## [Written request]
Every record that follows must be duplicated exactly, with images left out.

BEGIN Supplied records

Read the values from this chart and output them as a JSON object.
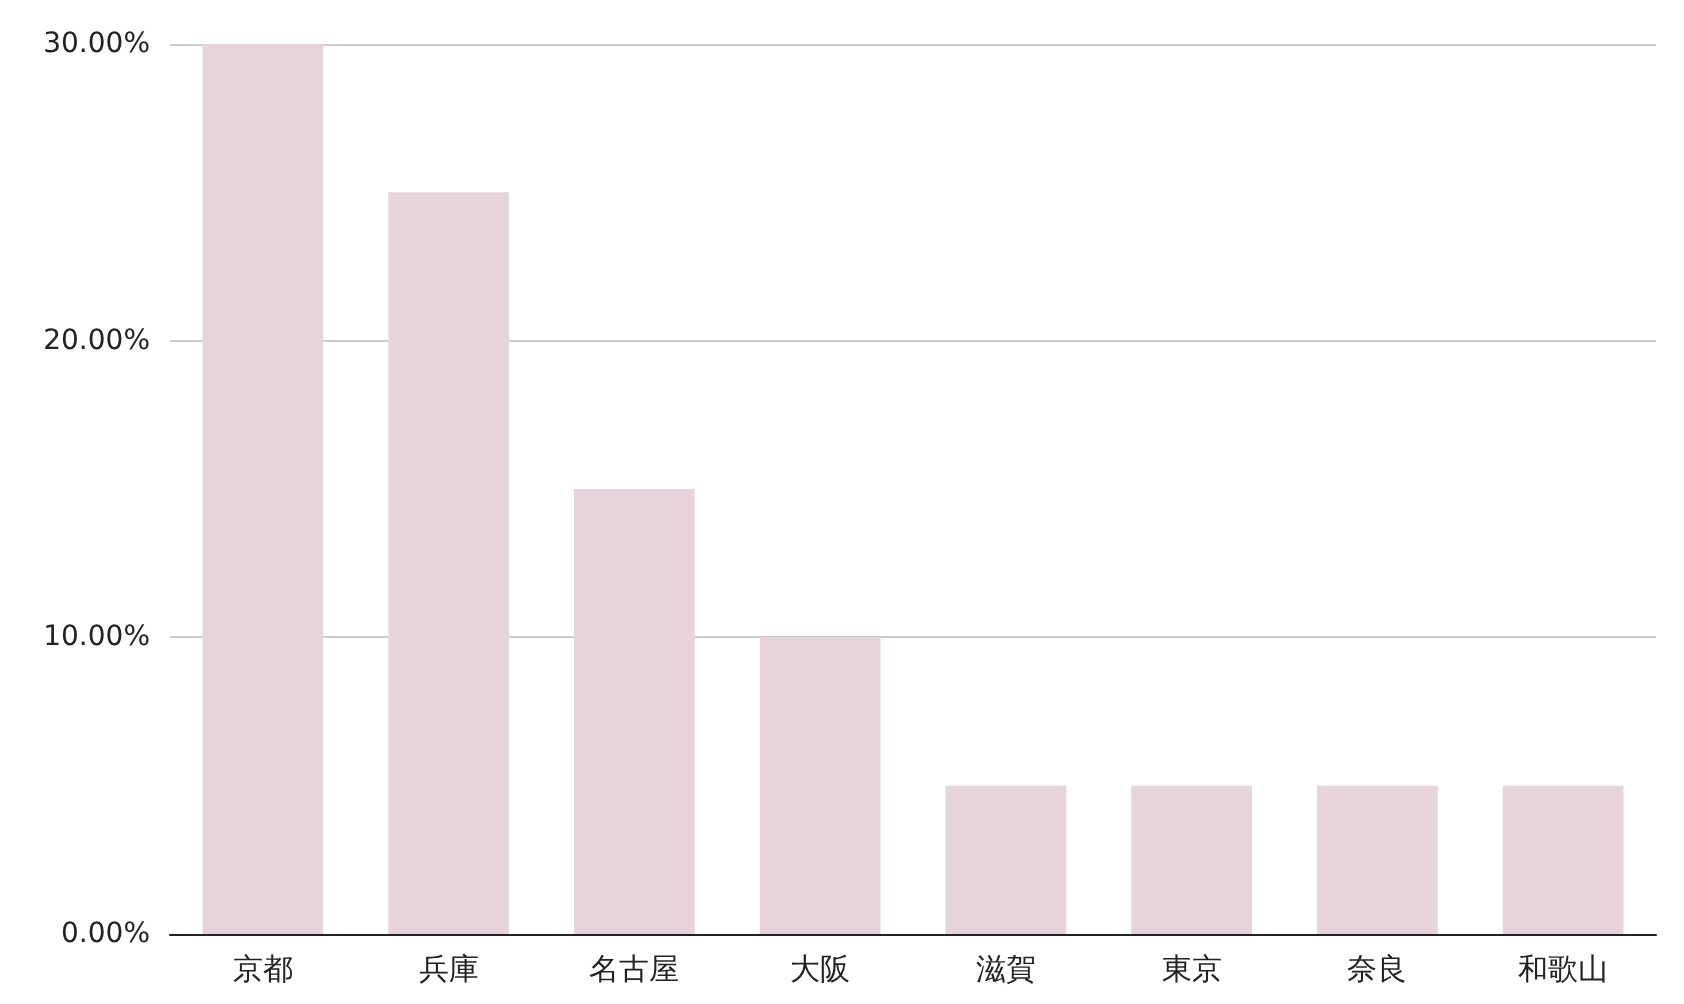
{
  "chart_data": {
    "type": "bar",
    "categories": [
      "京都",
      "兵庫",
      "名古屋",
      "大阪",
      "滋賀",
      "東京",
      "奈良",
      "和歌山"
    ],
    "values": [
      30,
      25,
      15,
      10,
      5,
      5,
      5,
      5
    ],
    "color": "#e6d3dc",
    "ylim": [
      0,
      30
    ],
    "yticks": [
      {
        "value": 0,
        "label": "0.00%"
      },
      {
        "value": 10,
        "label": "10.00%"
      },
      {
        "value": 20,
        "label": "20.00%"
      },
      {
        "value": 30,
        "label": "30.00%"
      }
    ],
    "grid": "y"
  }
}
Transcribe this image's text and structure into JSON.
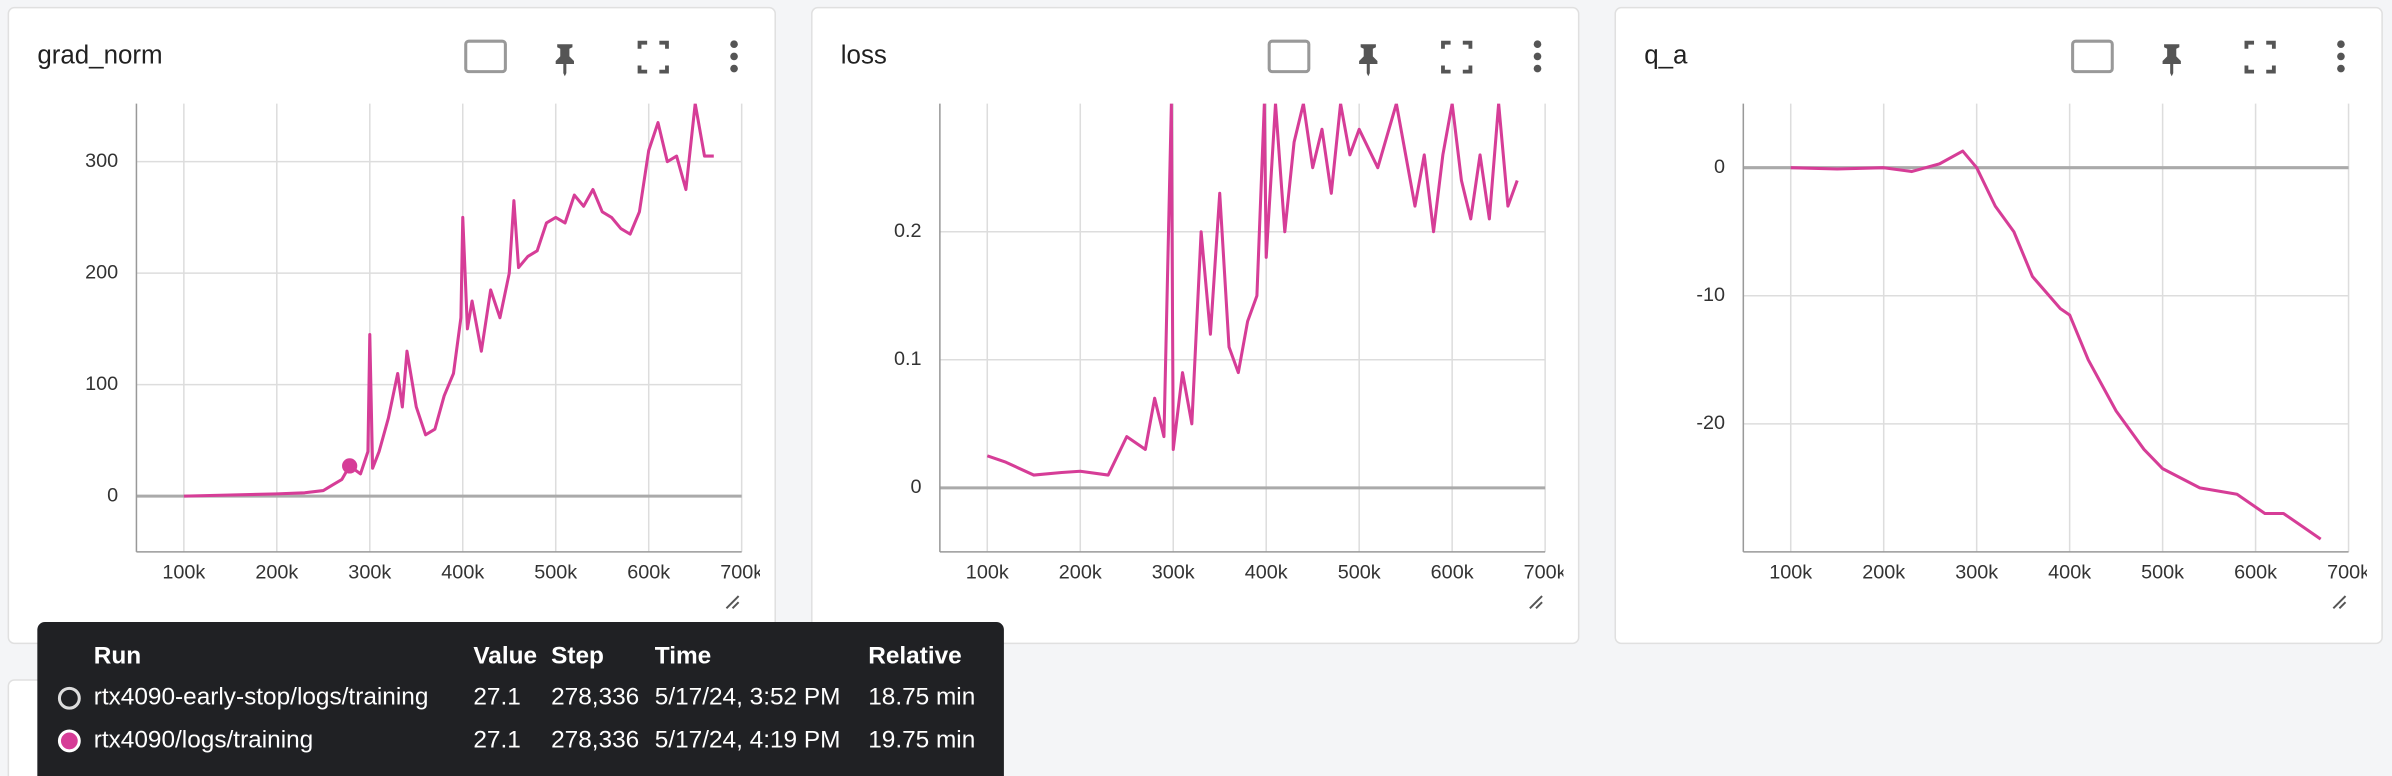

END Supplied records

## [Problem solution]
Read the values from this chart and output them as a JSON object.
{
  "chart_data": {
    "type": "bar",
    "categories": [
      "京都",
      "兵庫",
      "名古屋",
      "大阪",
      "滋賀",
      "東京",
      "奈良",
      "和歌山"
    ],
    "values": [
      30,
      25,
      15,
      10,
      5,
      5,
      5,
      5
    ],
    "color": "#e6d3dc",
    "ylim": [
      0,
      30
    ],
    "yticks": [
      {
        "value": 0,
        "label": "0.00%"
      },
      {
        "value": 10,
        "label": "10.00%"
      },
      {
        "value": 20,
        "label": "20.00%"
      },
      {
        "value": 30,
        "label": "30.00%"
      }
    ],
    "grid": "y"
  }
}
Transcribe this image's text and structure into JSON.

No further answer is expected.